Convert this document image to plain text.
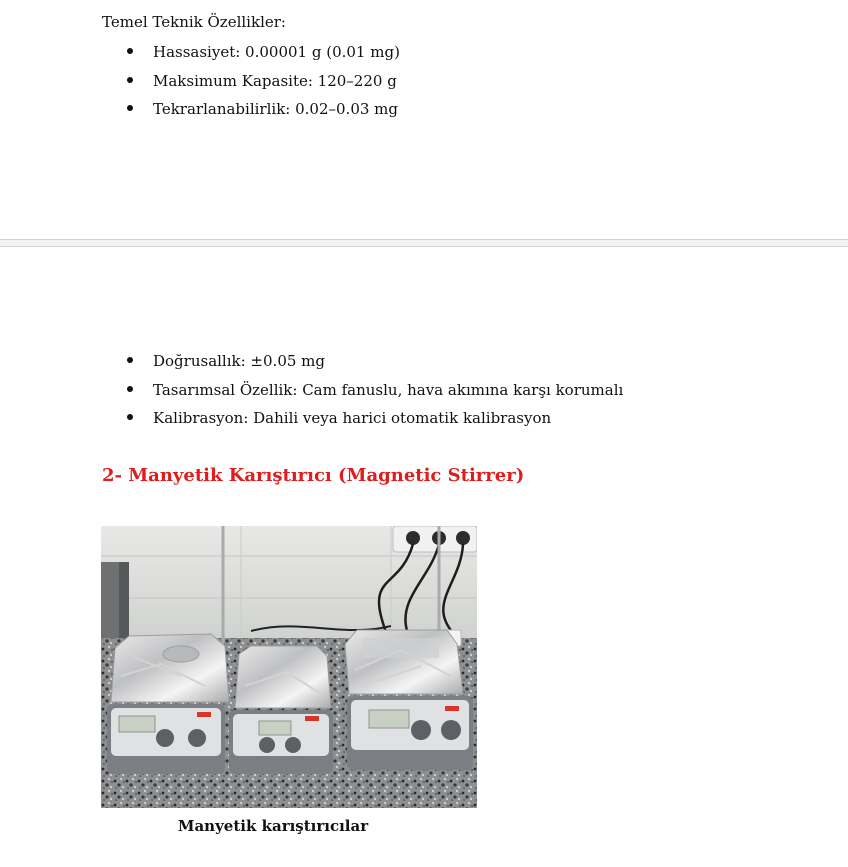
Temel Teknik Özellikler:

Hassasiyet: 0.00001 g (0.01 mg)
Maksimum Kapasite: 120–220 g
Tekrarlanabilirlik: 0.02–0.03 mg
Doğrusallık: ±0.05 mg
Tasarımsal Özellik: Cam fanuslu, hava akımına karşı korumalı
Kalibrasyon: Dahili veya harici otomatik kalibrasyon
2- Manyetik Karıştırıcı (Magnetic Stirrer)

Manyetik karıştırıcılar
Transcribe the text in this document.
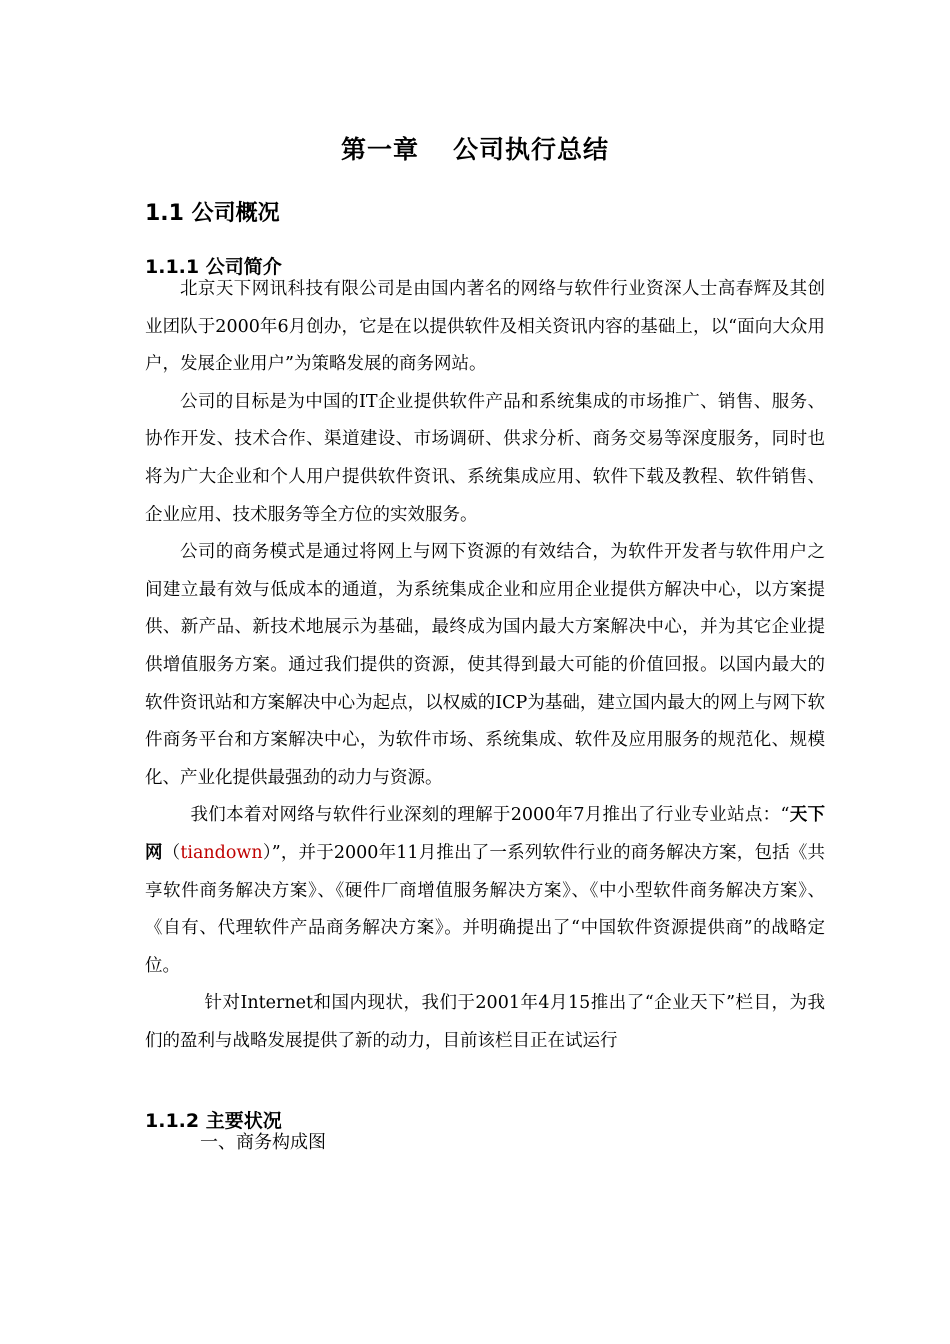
第一章 公司执行总结
1.1 公司概况
1.1.1 公司简介

北京天下网讯科技有限公司是由国内著名的网络与软件行业资深人士高春辉及其创业团队于2000年6月创办，它是在以提供软件及相关资讯内容的基础上，以“面向大众用户，发展企业用户”为策略发展的商务网站。

公司的目标是为中国的IT企业提供软件产品和系统集成的市场推广、销售、服务、协作开发、技术合作、渠道建设、市场调研、供求分析、商务交易等深度服务，同时也将为广大企业和个人用户提供软件资讯、系统集成应用、软件下载及教程、软件销售、企业应用、技术服务等全方位的实效服务。

公司的商务模式是通过将网上与网下资源的有效结合，为软件开发者与软件用户之间建立最有效与低成本的通道，为系统集成企业和应用企业提供方解决中心，以方案提供、新产品、新技术地展示为基础，最终成为国内最大方案解决中心，并为其它企业提供增值服务方案。通过我们提供的资源，使其得到最大可能的价值回报。以国内最大的软件资讯站和方案解决中心为起点，以权威的ICP为基础，建立国内最大的网上与网下软件商务平台和方案解决中心，为软件市场、系统集成、软件及应用服务的规范化、规模化、产业化提供最强劲的动力与资源。

我们本着对网络与软件行业深刻的理解于2000年7月推出了行业专业站点：“天下网（tiandown）”，并于2000年11月推出了一系列软件行业的商务解决方案，包括《共享软件商务解决方案》、《硬件厂商增值服务解决方案》、《中小型软件商务解决方案》、《自有、代理软件产品商务解决方案》。并明确提出了“中国软件资源提供商”的战略定位。

针对Internet和国内现状，我们于2001年4月15推出了“企业天下”栏目，为我们的盈利与战略发展提供了新的动力，目前该栏目正在试运行

1.1.2 主要状况
一、商务构成图
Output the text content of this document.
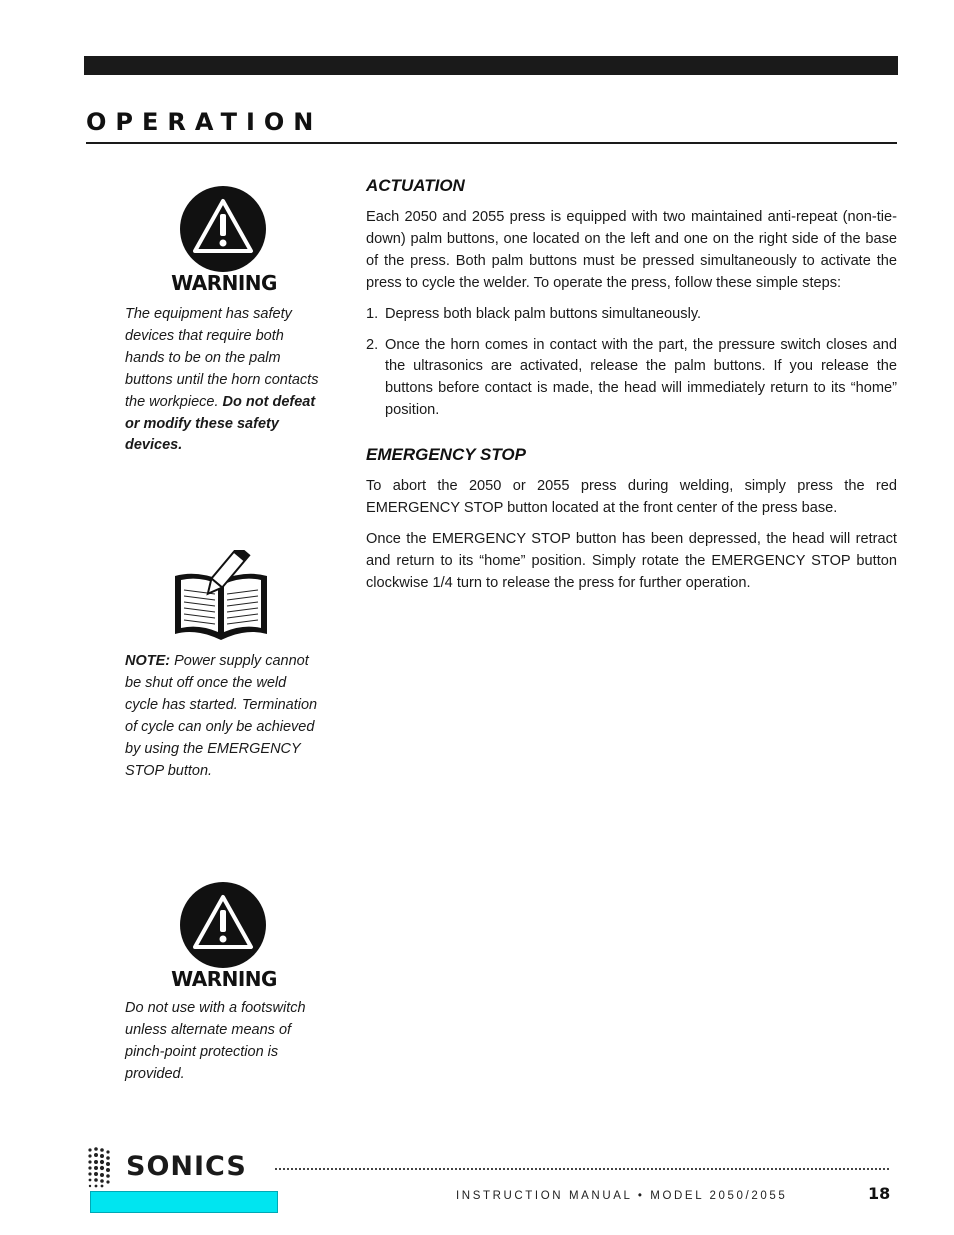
OPERATION
WARNING
The equipment has safety devices that require both hands to be on the palm buttons until the horn contacts the workpiece. Do not defeat or modify these safety devices.
NOTE: Power supply cannot be shut off once the weld cycle has started. Termination of cycle can only be achieved by using the EMERGENCY STOP button.
WARNING
Do not use with a footswitch unless alternate means of pinch-point protection is provided.
ACTUATION

Each 2050 and 2055 press is equipped with two maintained anti-repeat (non-tie-down) palm buttons, one located on the left and one on the right side of the base of the press. Both palm buttons must be pressed simultaneously to activate the press to cycle the welder. To operate the press, follow these simple steps:

1. Depress both black palm buttons simultaneously.
2. Once the horn comes in contact with the part, the pressure switch closes and the ultrasonics are activated, release the palm buttons. If you release the buttons before contact is made, the head will immediately return to its “home” position.
EMERGENCY STOP

To abort the 2050 or 2055 press during welding, simply press the red EMERGENCY STOP button located at the front center of the press base.

Once the EMERGENCY STOP button has been depressed, the head will retract and return to its “home” position. Simply rotate the EMERGENCY STOP button clockwise 1/4 turn to release the press for further operation.

SONICS
INSTRUCTION MANUAL • MODEL 2050/2055	18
◆ ◆ ◆ ◆
▸ **PROBLEM TO SOLVE**: Using the data above, print every line exactly, omitting pictures.

▸ **SOLUTION BELOW**:
Convert this document image to plain text.
Temel Teknik Özellikler:

Hassasiyet: 0.00001 g (0.01 mg)
Maksimum Kapasite: 120–220 g
Tekrarlanabilirlik: 0.02–0.03 mg
Doğrusallık: ±0.05 mg
Tasarımsal Özellik: Cam fanuslu, hava akımına karşı korumalı
Kalibrasyon: Dahili veya harici otomatik kalibrasyon
2- Manyetik Karıştırıcı (Magnetic Stirrer)

Manyetik karıştırıcılar
Transcribe the text in this document.
第一章 公司执行总结
1.1 公司概况
1.1.1 公司简介

北京天下网讯科技有限公司是由国内著名的网络与软件行业资深人士高春辉及其创业团队于2000年6月创办，它是在以提供软件及相关资讯内容的基础上，以“面向大众用户，发展企业用户”为策略发展的商务网站。

公司的目标是为中国的IT企业提供软件产品和系统集成的市场推广、销售、服务、协作开发、技术合作、渠道建设、市场调研、供求分析、商务交易等深度服务，同时也将为广大企业和个人用户提供软件资讯、系统集成应用、软件下载及教程、软件销售、企业应用、技术服务等全方位的实效服务。

公司的商务模式是通过将网上与网下资源的有效结合，为软件开发者与软件用户之间建立最有效与低成本的通道，为系统集成企业和应用企业提供方解决中心，以方案提供、新产品、新技术地展示为基础，最终成为国内最大方案解决中心，并为其它企业提供增值服务方案。通过我们提供的资源，使其得到最大可能的价值回报。以国内最大的软件资讯站和方案解决中心为起点，以权威的ICP为基础，建立国内最大的网上与网下软件商务平台和方案解决中心，为软件市场、系统集成、软件及应用服务的规范化、规模化、产业化提供最强劲的动力与资源。

我们本着对网络与软件行业深刻的理解于2000年7月推出了行业专业站点：“天下网（tiandown）”，并于2000年11月推出了一系列软件行业的商务解决方案，包括《共享软件商务解决方案》、《硬件厂商增值服务解决方案》、《中小型软件商务解决方案》、《自有、代理软件产品商务解决方案》。并明确提出了“中国软件资源提供商”的战略定位。

针对Internet和国内现状，我们于2001年4月15推出了“企业天下”栏目，为我们的盈利与战略发展提供了新的动力，目前该栏目正在试运行

1.1.2 主要状况
一、商务构成图
Output the text content of this document.
OPERATION
WARNING
The equipment has safety devices that require both hands to be on the palm buttons until the horn contacts the workpiece. Do not defeat or modify these safety devices.
NOTE: Power supply cannot be shut off once the weld cycle has started. Termination of cycle can only be achieved by using the EMERGENCY STOP button.
WARNING
Do not use with a footswitch unless alternate means of pinch-point protection is provided.
ACTUATION

Each 2050 and 2055 press is equipped with two maintained anti-repeat (non-tie-down) palm buttons, one located on the left and one on the right side of the base of the press. Both palm buttons must be pressed simultaneously to activate the press to cycle the welder. To operate the press, follow these simple steps:

1. Depress both black palm buttons simultaneously.
2. Once the horn comes in contact with the part, the pressure switch closes and the ultrasonics are activated, release the palm buttons. If you release the buttons before contact is made, the head will immediately return to its “home” position.
EMERGENCY STOP

To abort the 2050 or 2055 press during welding, simply press the red EMERGENCY STOP button located at the front center of the press base.

Once the EMERGENCY STOP button has been depressed, the head will retract and return to its “home” position. Simply rotate the EMERGENCY STOP button clockwise 1/4 turn to release the press for further operation.

SONICS
INSTRUCTION MANUAL • MODEL 2050/2055	18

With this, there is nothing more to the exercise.